**What you should do**
The entire listing is to be repeated verbatim.

# Data in this exercise start

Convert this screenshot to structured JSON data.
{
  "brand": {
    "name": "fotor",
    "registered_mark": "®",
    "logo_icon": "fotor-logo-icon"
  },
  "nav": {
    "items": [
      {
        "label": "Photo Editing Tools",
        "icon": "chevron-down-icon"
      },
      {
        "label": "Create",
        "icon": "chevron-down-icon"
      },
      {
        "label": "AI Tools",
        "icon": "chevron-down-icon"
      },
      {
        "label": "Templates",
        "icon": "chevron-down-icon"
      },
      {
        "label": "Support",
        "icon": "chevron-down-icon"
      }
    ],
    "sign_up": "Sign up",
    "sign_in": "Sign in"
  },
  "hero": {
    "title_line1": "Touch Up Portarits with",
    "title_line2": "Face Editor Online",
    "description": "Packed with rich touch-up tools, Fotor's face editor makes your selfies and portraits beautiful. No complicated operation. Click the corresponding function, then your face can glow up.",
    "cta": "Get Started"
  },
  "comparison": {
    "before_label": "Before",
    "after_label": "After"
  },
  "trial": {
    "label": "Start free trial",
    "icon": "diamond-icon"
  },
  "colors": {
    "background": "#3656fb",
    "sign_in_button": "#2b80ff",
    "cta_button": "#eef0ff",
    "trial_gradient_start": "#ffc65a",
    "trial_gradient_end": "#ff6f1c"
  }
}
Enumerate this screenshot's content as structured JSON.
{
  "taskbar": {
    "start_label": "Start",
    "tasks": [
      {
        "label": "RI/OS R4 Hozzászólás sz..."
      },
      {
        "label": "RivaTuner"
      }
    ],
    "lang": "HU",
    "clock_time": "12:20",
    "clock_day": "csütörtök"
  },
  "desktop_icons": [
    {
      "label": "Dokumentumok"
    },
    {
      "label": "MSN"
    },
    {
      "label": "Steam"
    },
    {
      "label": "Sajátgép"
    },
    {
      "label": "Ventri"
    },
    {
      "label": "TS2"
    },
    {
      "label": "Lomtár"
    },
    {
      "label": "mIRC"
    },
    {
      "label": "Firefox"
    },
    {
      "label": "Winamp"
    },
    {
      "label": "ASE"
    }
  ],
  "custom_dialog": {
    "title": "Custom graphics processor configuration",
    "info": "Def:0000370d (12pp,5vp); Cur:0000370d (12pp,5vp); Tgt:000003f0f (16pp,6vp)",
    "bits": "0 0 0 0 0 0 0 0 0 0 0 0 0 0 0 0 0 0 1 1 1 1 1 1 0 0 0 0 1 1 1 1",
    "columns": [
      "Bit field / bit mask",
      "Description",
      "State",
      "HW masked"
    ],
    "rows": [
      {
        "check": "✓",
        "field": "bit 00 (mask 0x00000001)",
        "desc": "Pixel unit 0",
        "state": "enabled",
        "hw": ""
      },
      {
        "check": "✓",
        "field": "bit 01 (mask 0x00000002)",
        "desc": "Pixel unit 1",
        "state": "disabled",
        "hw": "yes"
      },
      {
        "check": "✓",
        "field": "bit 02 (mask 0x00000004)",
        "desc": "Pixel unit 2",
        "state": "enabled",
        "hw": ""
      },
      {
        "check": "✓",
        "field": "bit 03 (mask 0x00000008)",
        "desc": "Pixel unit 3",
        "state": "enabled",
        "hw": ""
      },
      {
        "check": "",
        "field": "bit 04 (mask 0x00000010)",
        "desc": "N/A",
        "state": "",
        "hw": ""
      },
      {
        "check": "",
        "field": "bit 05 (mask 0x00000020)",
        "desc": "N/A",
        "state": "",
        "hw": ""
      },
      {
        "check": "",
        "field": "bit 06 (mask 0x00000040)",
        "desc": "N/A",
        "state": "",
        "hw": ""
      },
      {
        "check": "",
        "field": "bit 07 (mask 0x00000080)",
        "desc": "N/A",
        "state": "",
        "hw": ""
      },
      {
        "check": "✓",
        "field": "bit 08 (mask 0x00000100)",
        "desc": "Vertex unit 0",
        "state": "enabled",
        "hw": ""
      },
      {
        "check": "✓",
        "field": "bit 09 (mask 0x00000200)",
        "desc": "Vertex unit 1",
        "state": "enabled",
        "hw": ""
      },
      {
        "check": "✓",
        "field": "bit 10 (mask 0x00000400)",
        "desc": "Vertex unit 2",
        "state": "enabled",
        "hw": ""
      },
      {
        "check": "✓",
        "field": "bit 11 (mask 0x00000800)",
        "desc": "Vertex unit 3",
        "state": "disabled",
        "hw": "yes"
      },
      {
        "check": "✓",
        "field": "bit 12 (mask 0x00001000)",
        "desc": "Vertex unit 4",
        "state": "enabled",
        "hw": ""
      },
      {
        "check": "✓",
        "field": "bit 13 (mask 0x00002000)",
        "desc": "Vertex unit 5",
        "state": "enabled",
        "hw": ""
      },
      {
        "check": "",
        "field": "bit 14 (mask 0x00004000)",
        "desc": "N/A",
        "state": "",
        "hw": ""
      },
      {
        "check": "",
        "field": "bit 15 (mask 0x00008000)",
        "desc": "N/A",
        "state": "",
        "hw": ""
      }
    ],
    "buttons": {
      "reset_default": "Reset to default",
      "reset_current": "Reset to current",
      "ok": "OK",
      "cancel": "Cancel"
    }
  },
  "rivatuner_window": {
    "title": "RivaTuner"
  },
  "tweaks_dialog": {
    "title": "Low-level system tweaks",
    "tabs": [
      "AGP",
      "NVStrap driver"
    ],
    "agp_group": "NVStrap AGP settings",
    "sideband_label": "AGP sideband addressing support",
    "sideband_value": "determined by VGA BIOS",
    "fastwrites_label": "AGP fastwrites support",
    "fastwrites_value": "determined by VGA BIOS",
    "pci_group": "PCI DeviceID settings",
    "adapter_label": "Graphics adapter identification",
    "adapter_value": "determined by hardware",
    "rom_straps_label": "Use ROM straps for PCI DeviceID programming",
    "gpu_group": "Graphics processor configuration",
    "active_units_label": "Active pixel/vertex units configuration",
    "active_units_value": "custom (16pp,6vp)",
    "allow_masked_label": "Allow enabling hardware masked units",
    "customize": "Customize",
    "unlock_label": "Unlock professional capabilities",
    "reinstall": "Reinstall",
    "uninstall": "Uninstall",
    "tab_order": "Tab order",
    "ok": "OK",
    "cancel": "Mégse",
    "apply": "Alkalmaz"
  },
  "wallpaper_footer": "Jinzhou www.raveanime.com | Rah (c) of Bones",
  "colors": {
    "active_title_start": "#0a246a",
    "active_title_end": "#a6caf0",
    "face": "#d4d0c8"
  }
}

# Data in this exercise end

**The output**
Convert this screenshot to structured JSON data.
{
  "brand": {
    "name": "fotor",
    "registered_mark": "®",
    "logo_icon": "fotor-logo-icon"
  },
  "nav": {
    "items": [
      {
        "label": "Photo Editing Tools",
        "icon": "chevron-down-icon"
      },
      {
        "label": "Create",
        "icon": "chevron-down-icon"
      },
      {
        "label": "AI Tools",
        "icon": "chevron-down-icon"
      },
      {
        "label": "Templates",
        "icon": "chevron-down-icon"
      },
      {
        "label": "Support",
        "icon": "chevron-down-icon"
      }
    ],
    "sign_up": "Sign up",
    "sign_in": "Sign in"
  },
  "hero": {
    "title_line1": "Touch Up Portarits with",
    "title_line2": "Face Editor Online",
    "description": "Packed with rich touch-up tools, Fotor's face editor makes your selfies and portraits beautiful. No complicated operation. Click the corresponding function, then your face can glow up.",
    "cta": "Get Started"
  },
  "comparison": {
    "before_label": "Before",
    "after_label": "After"
  },
  "trial": {
    "label": "Start free trial",
    "icon": "diamond-icon"
  },
  "colors": {
    "background": "#3656fb",
    "sign_in_button": "#2b80ff",
    "cta_button": "#eef0ff",
    "trial_gradient_start": "#ffc65a",
    "trial_gradient_end": "#ff6f1c"
  }
}
Enumerate this screenshot's content as structured JSON.
{
  "taskbar": {
    "start_label": "Start",
    "tasks": [
      {
        "label": "RI/OS R4 Hozzászólás sz..."
      },
      {
        "label": "RivaTuner"
      }
    ],
    "lang": "HU",
    "clock_time": "12:20",
    "clock_day": "csütörtök"
  },
  "desktop_icons": [
    {
      "label": "Dokumentumok"
    },
    {
      "label": "MSN"
    },
    {
      "label": "Steam"
    },
    {
      "label": "Sajátgép"
    },
    {
      "label": "Ventri"
    },
    {
      "label": "TS2"
    },
    {
      "label": "Lomtár"
    },
    {
      "label": "mIRC"
    },
    {
      "label": "Firefox"
    },
    {
      "label": "Winamp"
    },
    {
      "label": "ASE"
    }
  ],
  "custom_dialog": {
    "title": "Custom graphics processor configuration",
    "info": "Def:0000370d (12pp,5vp); Cur:0000370d (12pp,5vp); Tgt:000003f0f (16pp,6vp)",
    "bits": "0 0 0 0 0 0 0 0 0 0 0 0 0 0 0 0 0 0 1 1 1 1 1 1 0 0 0 0 1 1 1 1",
    "columns": [
      "Bit field / bit mask",
      "Description",
      "State",
      "HW masked"
    ],
    "rows": [
      {
        "check": "✓",
        "field": "bit 00 (mask 0x00000001)",
        "desc": "Pixel unit 0",
        "state": "enabled",
        "hw": ""
      },
      {
        "check": "✓",
        "field": "bit 01 (mask 0x00000002)",
        "desc": "Pixel unit 1",
        "state": "disabled",
        "hw": "yes"
      },
      {
        "check": "✓",
        "field": "bit 02 (mask 0x00000004)",
        "desc": "Pixel unit 2",
        "state": "enabled",
        "hw": ""
      },
      {
        "check": "✓",
        "field": "bit 03 (mask 0x00000008)",
        "desc": "Pixel unit 3",
        "state": "enabled",
        "hw": ""
      },
      {
        "check": "",
        "field": "bit 04 (mask 0x00000010)",
        "desc": "N/A",
        "state": "",
        "hw": ""
      },
      {
        "check": "",
        "field": "bit 05 (mask 0x00000020)",
        "desc": "N/A",
        "state": "",
        "hw": ""
      },
      {
        "check": "",
        "field": "bit 06 (mask 0x00000040)",
        "desc": "N/A",
        "state": "",
        "hw": ""
      },
      {
        "check": "",
        "field": "bit 07 (mask 0x00000080)",
        "desc": "N/A",
        "state": "",
        "hw": ""
      },
      {
        "check": "✓",
        "field": "bit 08 (mask 0x00000100)",
        "desc": "Vertex unit 0",
        "state": "enabled",
        "hw": ""
      },
      {
        "check": "✓",
        "field": "bit 09 (mask 0x00000200)",
        "desc": "Vertex unit 1",
        "state": "enabled",
        "hw": ""
      },
      {
        "check": "✓",
        "field": "bit 10 (mask 0x00000400)",
        "desc": "Vertex unit 2",
        "state": "enabled",
        "hw": ""
      },
      {
        "check": "✓",
        "field": "bit 11 (mask 0x00000800)",
        "desc": "Vertex unit 3",
        "state": "disabled",
        "hw": "yes"
      },
      {
        "check": "✓",
        "field": "bit 12 (mask 0x00001000)",
        "desc": "Vertex unit 4",
        "state": "enabled",
        "hw": ""
      },
      {
        "check": "✓",
        "field": "bit 13 (mask 0x00002000)",
        "desc": "Vertex unit 5",
        "state": "enabled",
        "hw": ""
      },
      {
        "check": "",
        "field": "bit 14 (mask 0x00004000)",
        "desc": "N/A",
        "state": "",
        "hw": ""
      },
      {
        "check": "",
        "field": "bit 15 (mask 0x00008000)",
        "desc": "N/A",
        "state": "",
        "hw": ""
      }
    ],
    "buttons": {
      "reset_default": "Reset to default",
      "reset_current": "Reset to current",
      "ok": "OK",
      "cancel": "Cancel"
    }
  },
  "rivatuner_window": {
    "title": "RivaTuner"
  },
  "tweaks_dialog": {
    "title": "Low-level system tweaks",
    "tabs": [
      "AGP",
      "NVStrap driver"
    ],
    "agp_group": "NVStrap AGP settings",
    "sideband_label": "AGP sideband addressing support",
    "sideband_value": "determined by VGA BIOS",
    "fastwrites_label": "AGP fastwrites support",
    "fastwrites_value": "determined by VGA BIOS",
    "pci_group": "PCI DeviceID settings",
    "adapter_label": "Graphics adapter identification",
    "adapter_value": "determined by hardware",
    "rom_straps_label": "Use ROM straps for PCI DeviceID programming",
    "gpu_group": "Graphics processor configuration",
    "active_units_label": "Active pixel/vertex units configuration",
    "active_units_value": "custom (16pp,6vp)",
    "allow_masked_label": "Allow enabling hardware masked units",
    "customize": "Customize",
    "unlock_label": "Unlock professional capabilities",
    "reinstall": "Reinstall",
    "uninstall": "Uninstall",
    "tab_order": "Tab order",
    "ok": "OK",
    "cancel": "Mégse",
    "apply": "Alkalmaz"
  },
  "wallpaper_footer": "Jinzhou www.raveanime.com | Rah (c) of Bones",
  "colors": {
    "active_title_start": "#0a246a",
    "active_title_end": "#a6caf0",
    "face": "#d4d0c8"
  }
}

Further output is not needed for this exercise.